Excerpt:
==============================

Mozes’s position, which he discussed previously and which he shares with Harry Binswanger (see the fourth chapter of my book for my critique of Binswanger), is that in some sense the bee that surrenders its life for the sake of the hive thereby actually acts for its own survival. As Mozes puts the point in his latest essay, if bees did not sting intruders at cost to their own lives, this “would be very likely to result in the hive being destroyed long before the bee was born.”

The relevant fact, though, is that the individual bee does not act for its own survival by doing something that helps save the hive but that causes it to die. Rather, the bee acts for the sake of the survival of the hive. The fact that previous bees acted similarly does not alter the basic dynamics.

Hence, the fact that the bee could not have acted differently does not salvage Mozes’s position, as he suggests it does. The bee’s values (what it acts to gain or keep) do not always orient to its survival. What matters is that, in fact, the bee acts to save the hive at cost to its own life. So Mozes’s note about the impossibility of an invisible gazelle is beside the point. What matters for our purposes is that gazelles, like other animals, in fact do things other than further their personal survival, such as compete for mates and devote resources to children.

==============================

Task directions: Continue the excerpt on Mozes's argument about the bee that dies for its hive, picking up right after its final sentence. The lines that follow play no part in what is asked here.

==============================

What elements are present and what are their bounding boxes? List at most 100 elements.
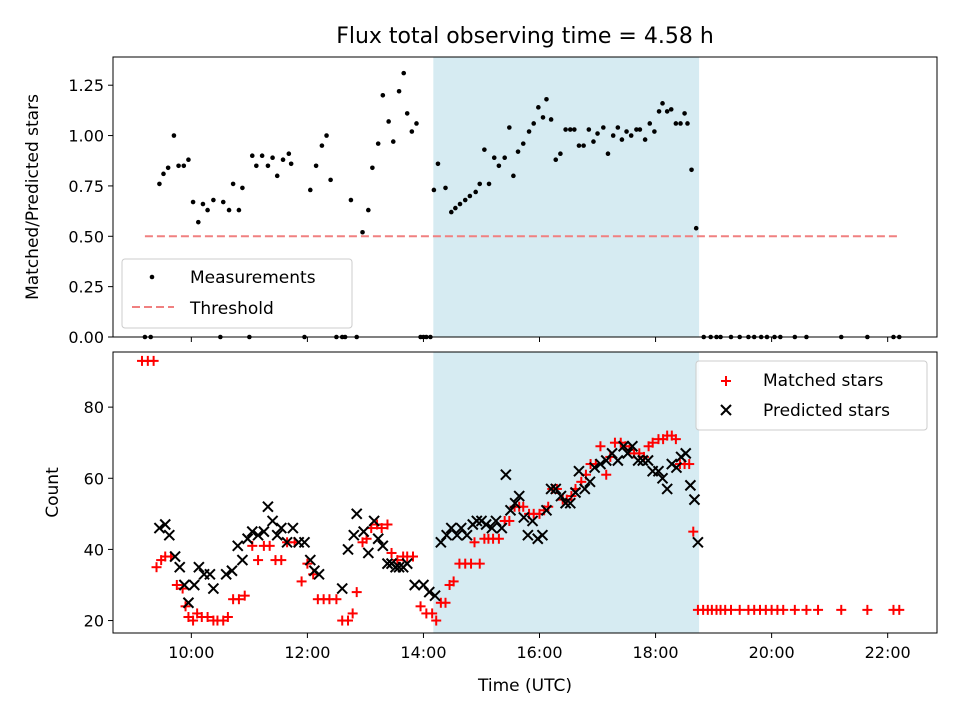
predicted-star-point	[258, 525, 270, 538]
predicted-star-point	[342, 543, 354, 556]
predicted-star-point	[617, 440, 630, 452]
measurement-point	[624, 129, 629, 134]
measurement-point	[656, 109, 662, 114]
legend-marker-matched	[721, 376, 731, 386]
measurement-point	[386, 119, 391, 124]
matched-star-point	[151, 562, 162, 573]
predicted-star-point	[409, 579, 421, 591]
matched-star-point	[684, 459, 695, 470]
measurement-point	[435, 161, 441, 167]
measurement-point	[581, 143, 586, 148]
measurement-point	[591, 139, 596, 144]
measurement-point	[324, 133, 329, 138]
predicted-star-point	[188, 579, 200, 591]
predicted-star-point	[451, 529, 463, 541]
measurement-point	[548, 117, 554, 122]
measurement-point	[567, 127, 573, 132]
measurement-point	[348, 197, 354, 203]
measurement-point	[240, 185, 245, 191]
predicted-star-point	[632, 454, 644, 467]
matched-star-point	[734, 604, 745, 615]
matched-star-point	[343, 615, 354, 626]
measurement-point	[544, 97, 549, 102]
matched-star-point	[376, 523, 387, 534]
measurement-point	[634, 127, 639, 132]
measurement-point	[380, 92, 386, 98]
x-tick-label: 20:00	[749, 643, 795, 662]
measurement-point	[520, 141, 526, 146]
measurement-point	[196, 219, 201, 225]
predicted-star-point	[163, 529, 175, 541]
predicted-star-point	[688, 493, 701, 506]
measurement-point	[576, 143, 582, 148]
predicted-star-point	[357, 525, 370, 538]
predicted-star-point	[313, 568, 325, 581]
predicted-star-point	[579, 483, 591, 495]
legend-label-predicted: Predicted stars	[763, 401, 890, 421]
matched-star-point	[177, 583, 188, 594]
measurement-point	[572, 127, 577, 132]
x-tick-label: 14:00	[400, 643, 446, 662]
matched-star-point	[688, 526, 699, 537]
matched-star-point	[726, 604, 736, 615]
measurement-point	[230, 181, 236, 187]
predicted-star-point	[178, 579, 191, 591]
predicted-star-point	[504, 504, 517, 516]
predicted-star-point	[622, 447, 634, 460]
matched-star-point	[469, 537, 480, 548]
predicted-star-point	[440, 529, 453, 541]
measurement-point	[254, 163, 259, 169]
x-tick-label: 22:00	[865, 643, 911, 662]
measurement-point	[171, 133, 177, 138]
matched-star-point	[894, 604, 905, 615]
measurement-point	[319, 143, 325, 148]
predicted-star-point	[471, 515, 483, 527]
measurement-point	[673, 121, 679, 126]
measurement-point	[226, 207, 232, 213]
predicted-star-point	[564, 497, 576, 509]
measurement-point	[453, 205, 458, 211]
x-tick-label: 16:00	[516, 643, 562, 662]
measurement-point	[553, 157, 559, 163]
measurement-point	[664, 109, 670, 114]
matched-star-point	[504, 515, 515, 526]
matched-star-point	[440, 597, 451, 608]
predicted-star-point	[637, 454, 649, 467]
matched-star-point	[836, 604, 847, 615]
measurement-point	[190, 199, 196, 205]
measurement-point	[502, 155, 507, 161]
predicted-star-point	[348, 529, 360, 541]
predicted-star-point	[680, 447, 692, 460]
measurement-point	[360, 229, 365, 235]
measurement-point	[375, 141, 381, 146]
y-tick-label: 0.75	[68, 177, 104, 196]
predicted-star-point	[555, 490, 567, 502]
measurement-point	[615, 125, 621, 130]
bottom-panel: 20 40 60 80 10:00 12:00 14:00 16:00 18:00 20:00 2…	[43, 351, 938, 696]
bottom-x-axis: 10:00 12:00 14:00 16:00 18:00 20:00 22:00	[168, 633, 911, 662]
predicted-star-point	[526, 515, 539, 527]
measurement-point	[390, 139, 396, 144]
legend-box	[695, 360, 928, 431]
legend-label-matched: Matched stars	[763, 371, 883, 391]
predicted-star-point	[393, 561, 405, 573]
predicted-star-point	[670, 461, 683, 474]
measurement-point	[449, 209, 454, 215]
measurement-point	[619, 137, 625, 142]
predicted-star-point	[684, 479, 697, 492]
top-panel: 0.00 0.25 0.50 0.75 1.00 1.25 Matched/Predict…	[23, 56, 938, 347]
measurement-point	[211, 197, 216, 203]
predicted-star-point	[351, 508, 363, 520]
predicted-star-point	[232, 540, 244, 552]
measurement-point	[280, 157, 286, 163]
measurement-point	[286, 151, 292, 156]
predicted-star-point	[262, 501, 274, 513]
bottom-y-axis: 20 40 60 80	[84, 398, 113, 631]
measurement-point	[563, 127, 568, 132]
predicted-star-point	[207, 582, 220, 595]
predicted-star-point	[584, 476, 596, 488]
measurement-point	[511, 173, 516, 179]
matched-star-point	[448, 576, 459, 587]
predicted-star-point	[362, 547, 375, 559]
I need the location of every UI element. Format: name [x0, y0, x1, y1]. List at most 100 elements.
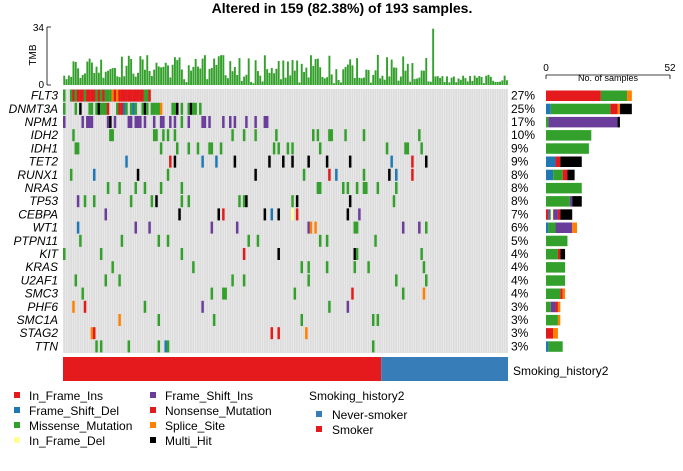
matrix-cell [242, 274, 246, 287]
tmb-bar [86, 61, 89, 85]
legend-label: Nonsense_Mutation [165, 404, 272, 418]
tmb-bar [153, 69, 156, 85]
matrix-cell [148, 221, 151, 234]
tmb-bars [63, 28, 508, 85]
tmb-bar [501, 80, 504, 85]
gene-label: KRAS [25, 260, 58, 274]
matrix-cell [291, 155, 294, 168]
annotation-legend-swatch [316, 426, 322, 432]
matrix-cell [353, 248, 357, 260]
matrix-cell [97, 102, 101, 115]
matrix-cell [134, 221, 137, 234]
matrix-cell [418, 221, 421, 234]
matrix-cell [395, 274, 398, 287]
gene-count-bar-segment [546, 90, 601, 101]
tmb-bar [485, 75, 488, 85]
matrix-cell [307, 274, 310, 287]
annotation-legend-swatch [316, 411, 322, 417]
matrix-cell [63, 116, 66, 128]
matrix-cell [187, 116, 191, 128]
gene-labels: FLT3DNMT3ANPM1IDH2IDH1TET2RUNX1NRASTP53C… [9, 89, 60, 354]
gene-count-bar-segment [546, 341, 549, 352]
tmb-bar [217, 56, 220, 85]
mutation-matrix [62, 89, 509, 353]
matrix-cell [159, 142, 163, 155]
matrix-cell [95, 89, 98, 102]
gene-count-bar-segment [548, 209, 551, 220]
tmb-bar [201, 58, 204, 85]
tmb-bar [65, 79, 68, 85]
tmb-bar [328, 55, 331, 85]
gene-count-bar-segment [546, 328, 554, 339]
matrix-cell [155, 129, 158, 142]
gene-count-bar-segment [546, 288, 561, 299]
matrix-cell [277, 208, 280, 221]
matrix-cell [235, 221, 239, 234]
matrix-cell [155, 102, 158, 115]
tmb-bar [243, 76, 246, 85]
gene-label: RUNX1 [17, 168, 58, 182]
tmb-bar [90, 62, 93, 85]
tmb-bar [489, 76, 492, 85]
tmb-bar [330, 74, 333, 85]
gene-label: FLT3 [31, 89, 58, 103]
matrix-cell [291, 208, 294, 221]
matrix-cell [74, 89, 78, 102]
tmb-tick-zero: 0 [38, 80, 44, 91]
tmb-bar [469, 75, 472, 85]
tmb-bar [383, 79, 386, 85]
tmb-bar [478, 76, 481, 85]
matrix-cell [173, 155, 177, 168]
matrix-cell [146, 102, 149, 115]
matrix-cell [180, 116, 184, 128]
matrix-cell [231, 274, 234, 287]
tmb-bar [393, 67, 395, 85]
matrix-cell [109, 116, 112, 128]
matrix-cell [231, 129, 234, 142]
gene-count-bar-segment [546, 209, 549, 220]
tmb-bar [356, 58, 359, 85]
tmb-bar [137, 72, 139, 85]
tmb-bar [183, 79, 186, 85]
percent-label: 3% [511, 300, 529, 314]
matrix-cell [254, 168, 257, 181]
gene-label: KIT [39, 247, 59, 261]
matrix-cell [351, 287, 354, 300]
percent-label: 3% [511, 313, 529, 327]
matrix-cell [136, 168, 140, 181]
matrix-background [63, 89, 508, 353]
matrix-cell [318, 182, 322, 194]
matrix-cell [192, 102, 195, 115]
tmb-bar [150, 75, 153, 85]
tmb-bar [120, 56, 123, 85]
matrix-cell [74, 142, 78, 155]
tmb-bar [252, 83, 255, 85]
matrix-cell [316, 182, 320, 194]
tmb-bar [296, 60, 299, 85]
tmb-bar [416, 78, 418, 85]
matrix-cell [116, 102, 119, 115]
matrix-cell [371, 314, 375, 326]
gene-count-bar-segment [555, 222, 573, 233]
matrix-cell [122, 102, 126, 115]
tmb-bar [127, 55, 130, 85]
matrix-cell [106, 102, 110, 115]
bar-tick-max: 52 [664, 63, 676, 74]
matrix-cell [254, 129, 257, 142]
tmb-bar [261, 81, 264, 85]
matrix-cell [143, 102, 147, 115]
gene-count-bar-segment [548, 222, 556, 233]
tmb-bar [404, 70, 407, 85]
gene-count-bar-segment [546, 262, 566, 273]
gene-count-bar-segment [572, 222, 577, 233]
matrix-cell [295, 208, 299, 221]
tmb-bar [446, 76, 448, 85]
matrix-cell [139, 89, 142, 102]
tmb-bar [503, 75, 506, 85]
tmb-bar [337, 80, 340, 85]
tmb-bar [316, 58, 319, 85]
percent-label: 8% [511, 168, 529, 182]
tmb-bar [268, 72, 271, 85]
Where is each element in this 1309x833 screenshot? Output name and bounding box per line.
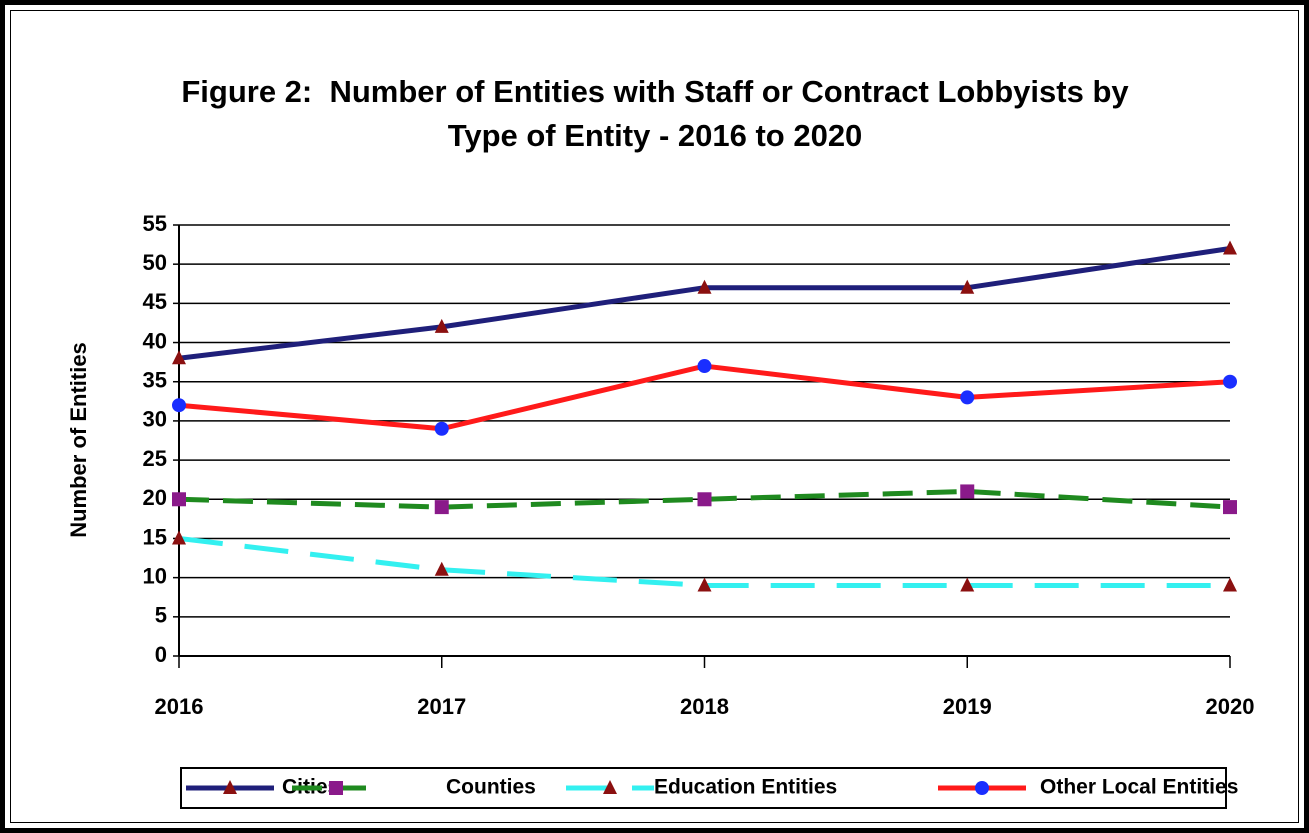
y-tick-label: 0: [155, 642, 167, 667]
legend-label: Education Entities: [654, 776, 837, 799]
data-point: [697, 577, 712, 592]
legend-marker: [975, 781, 989, 795]
y-tick-label: 20: [143, 485, 167, 510]
data-point: [434, 318, 449, 333]
y-tick-label: 40: [143, 328, 167, 353]
y-tick-label: 30: [143, 407, 167, 432]
data-point: [172, 492, 186, 507]
data-point: [1223, 577, 1237, 592]
inner-border: [10, 10, 1299, 823]
data-point: [960, 484, 975, 499]
y-tick-label: 5: [155, 603, 167, 628]
data-point: [960, 577, 975, 592]
x-tick-label: 2018: [680, 694, 729, 719]
x-tick-label: 2017: [417, 694, 466, 719]
legend-marker: [223, 780, 237, 794]
data-point: [1223, 500, 1237, 515]
data-point: [434, 500, 449, 515]
chart-title: Figure 2: Number of Entities with Staff …: [181, 74, 1138, 153]
data-point: [1223, 240, 1237, 255]
legend-label: Other Local Entities: [1040, 776, 1238, 799]
y-tick-label: 35: [143, 368, 167, 393]
x-tick-label: 2019: [943, 694, 992, 719]
data-point: [172, 398, 186, 413]
y-tick-label: 15: [143, 524, 167, 549]
data-point: [960, 390, 975, 405]
data-point: [434, 561, 449, 576]
x-tick-label: 2020: [1206, 694, 1255, 719]
y-tick-label: 45: [143, 289, 167, 314]
legend-marker: [329, 781, 343, 795]
data-point: [172, 350, 186, 365]
y-tick-label: 10: [143, 563, 167, 588]
y-tick-label: 55: [143, 211, 167, 236]
x-tick-label: 2016: [155, 694, 204, 719]
legend-label: Counties: [446, 776, 536, 799]
series-line: [178, 363, 1231, 432]
data-point: [697, 279, 712, 294]
data-point: [697, 359, 712, 374]
data-point: [172, 530, 186, 545]
data-point: [434, 421, 449, 436]
data-point: [1223, 374, 1237, 389]
legend-marker: [603, 780, 617, 794]
y-axis-label: Number of Entities: [66, 342, 91, 538]
data-point: [960, 279, 975, 294]
y-tick-label: 50: [143, 250, 167, 275]
y-tick-label: 25: [143, 446, 167, 471]
data-point: [697, 492, 712, 507]
series-line: [178, 535, 1230, 588]
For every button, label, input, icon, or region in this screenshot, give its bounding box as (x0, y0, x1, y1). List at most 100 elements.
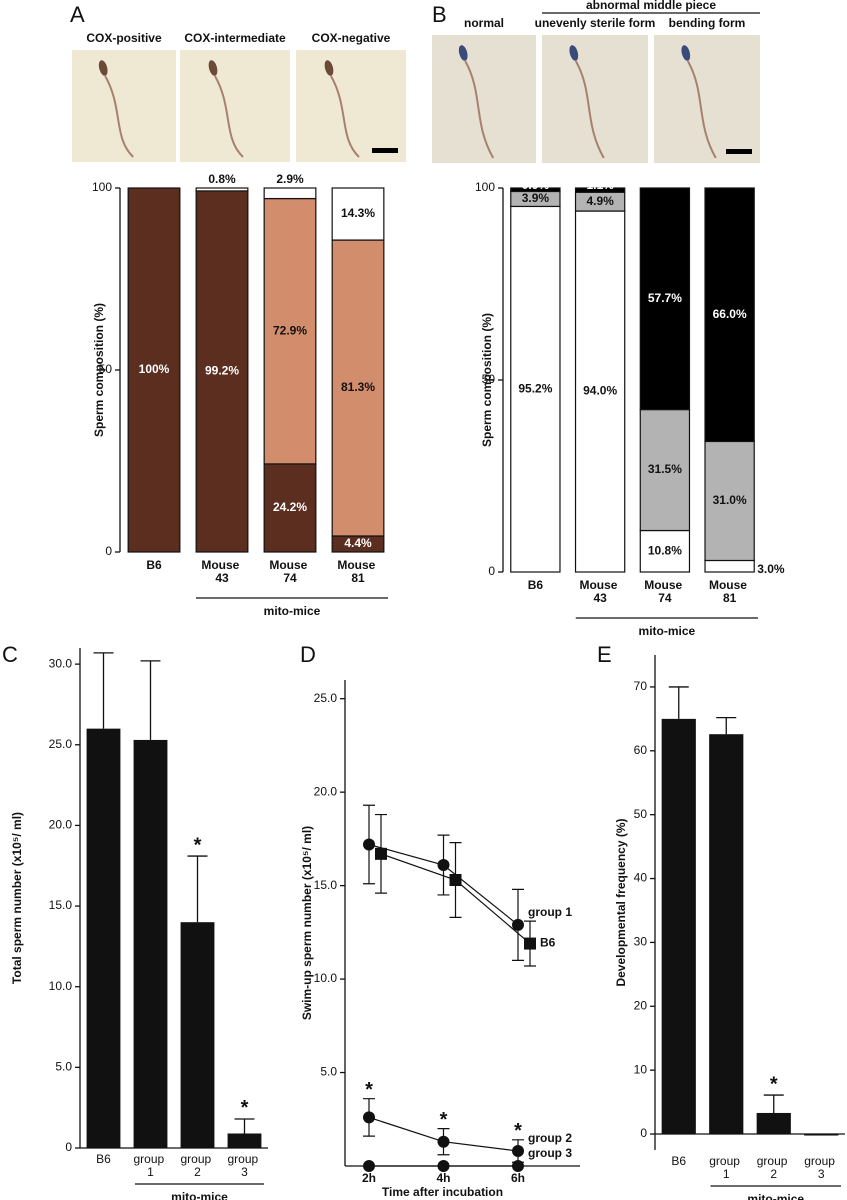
y-tick-label: 0 (640, 1126, 647, 1140)
value-label: 72.9% (273, 323, 307, 337)
y-tick-label: 20.0 (314, 784, 338, 798)
error-bar (234, 1118, 255, 1134)
sperm-tail (330, 75, 360, 158)
value-label: 4.4% (344, 536, 372, 550)
error-bar (716, 716, 737, 735)
bar-segment (195, 187, 249, 192)
y-tick-label: 10.0 (314, 971, 338, 985)
sperm-head (208, 60, 218, 76)
marker (363, 1160, 375, 1172)
y-axis-label: Sperm composition (%) (480, 313, 494, 447)
x-tick-label: group 1 (133, 1152, 167, 1179)
panel-label: D (300, 642, 316, 667)
bar (227, 1133, 262, 1148)
bar (804, 1134, 839, 1136)
x-tick-label: Mouse 43 (201, 558, 242, 585)
x-tick-label: 4h (436, 1171, 450, 1185)
significance-mark: * (770, 1073, 778, 1095)
marker (524, 937, 536, 950)
panel-label: E (597, 642, 612, 667)
x-tick-label: Mouse 74 (644, 578, 685, 605)
value-label: 66.0% (713, 307, 747, 321)
y-tick-label: 5.0 (55, 1060, 72, 1074)
series-label: group 3 (528, 1146, 572, 1160)
bar-segment (704, 187, 755, 443)
bar (709, 734, 744, 1135)
sperm-tail (104, 75, 134, 158)
marker (363, 838, 375, 851)
bar-segment (574, 210, 626, 573)
value-label: 81.3% (341, 380, 375, 394)
image-caption: normal (464, 16, 504, 30)
y-tick-label: 0 (105, 544, 112, 558)
sperm-tail (574, 60, 605, 159)
sperm-head (681, 45, 691, 61)
error-bar (763, 1094, 784, 1113)
significance-mark: * (365, 1079, 373, 1101)
sperm-head (324, 60, 334, 76)
y-tick-label: 10.0 (49, 979, 73, 993)
bar-segment (331, 187, 385, 241)
sperm-head (458, 45, 468, 61)
error-bar (187, 855, 208, 923)
y-tick-label: 20 (634, 998, 648, 1012)
significance-mark: * (194, 834, 202, 856)
value-label: 94.0% (583, 384, 617, 398)
y-tick-label: 25.0 (49, 737, 73, 751)
x-tick-label: Mouse 43 (579, 578, 620, 605)
micrograph (542, 35, 648, 163)
sperm-tail (464, 60, 495, 159)
value-label: 0.8% (208, 172, 236, 186)
bar (756, 1112, 791, 1135)
micrograph (432, 35, 536, 163)
image-caption: unevenly sterile form (535, 16, 656, 30)
y-tick-label: 100 (475, 180, 495, 194)
value-label: 2.9% (276, 172, 304, 186)
y-tick-label: 20.0 (49, 818, 73, 832)
y-axis-label: Swim-up sperm number (x10⁵/ ml) (300, 826, 314, 1020)
error-bar (140, 660, 161, 740)
value-label: 10.8% (648, 543, 682, 557)
sperm-head (98, 60, 108, 76)
y-tick-label: 10 (634, 1062, 648, 1076)
image-caption: bending form (669, 16, 746, 30)
x-tick-label: Mouse 74 (269, 558, 310, 585)
micrograph (296, 50, 406, 162)
x-tick-label: 2h (362, 1171, 376, 1185)
significance-mark: * (514, 1120, 522, 1142)
value-label: 24.2% (273, 500, 307, 514)
significance-mark: * (241, 1097, 249, 1119)
series-label: group 2 (528, 1131, 572, 1145)
group-label: mito-mice (171, 1190, 228, 1200)
value-label: 99.2% (205, 364, 239, 378)
y-tick-label: 15.0 (314, 878, 338, 892)
y-tick-label: 25.0 (314, 691, 338, 705)
bar-segment (263, 187, 317, 200)
y-tick-label: 30 (634, 935, 648, 949)
x-tick-label: group 1 (709, 1154, 743, 1181)
bar-segment (510, 187, 561, 193)
significance-mark: * (440, 1109, 448, 1131)
image-header: abnormal middle piece (586, 0, 716, 12)
y-tick-label: 15.0 (49, 898, 73, 912)
y-tick-label: 50 (99, 362, 113, 376)
sperm-head (569, 45, 579, 61)
value-label: 100% (139, 362, 170, 376)
sperm-tail (686, 60, 717, 159)
x-tick-label: B6 (671, 1154, 686, 1168)
group-label: mito-mice (747, 1192, 804, 1200)
group-label: mito-mice (639, 624, 696, 638)
y-axis-label: Total sperm number (x10⁵/ ml) (10, 812, 24, 984)
bar-segment (127, 187, 181, 553)
value-label: 3.9% (522, 191, 550, 205)
bar-segment (195, 190, 249, 553)
value-label: 31.0% (713, 493, 747, 507)
bar-segment (639, 529, 691, 573)
marker (449, 874, 462, 887)
marker (512, 1145, 524, 1158)
x-tick-label: group 2 (757, 1154, 791, 1181)
y-tick-label: 50 (482, 372, 496, 386)
micrograph (654, 35, 760, 163)
y-tick-label: 50 (634, 807, 648, 821)
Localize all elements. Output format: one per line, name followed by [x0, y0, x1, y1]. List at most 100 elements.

==============================

Written response:
At this point, I fear, some readers may lose sight of the point of the example. Obviously I am not saying that human beings live as bees. We have the capacity for choice and rational thought, and, moreover, we are social mammals rather than eusocial creatures such as bees, ants, and termites. (We needn’t get into technical debates over this; even if humans are eusocial in some respects, which I think is a stretch, still we are substantially different from bees.)

The point of the example is simply to show that Rand is wrong about the relationship between values and survival, a relationship that she saw as universal, applicable to all living creatures. The implications of this are different for bees than they are for people. There are obvious implications for people, though; for example, people sometimes risk or surrender their own lives for the sake of spouses or children. Objectivists call such behavior “egoistic” only by twisting the term beyond recognition and meaning.

Values in Themselves

Mozes rightly points out that, in my view, “the fact that we experience many values as valuable for their own sake refutes Rand’s view of survival as the ultimate end.” Mozes replies, “The fact that we experience many values as valuable for their own sake does not in any way refute Rand’s ethics,” because the goal of our “emotional capacity” as well as our “physical pleasure-pain mechanism” is survival.

Mozes misses the force of my argument in two respects.

First, the fact that we experience some things genuinely as ends in themselves implies that we pursue those things for their own sake, not for any further goal, such as survival. As I argue in the book, we pursue survival for the sake of things that we experience as valuable as ends in themselves, not vice versa.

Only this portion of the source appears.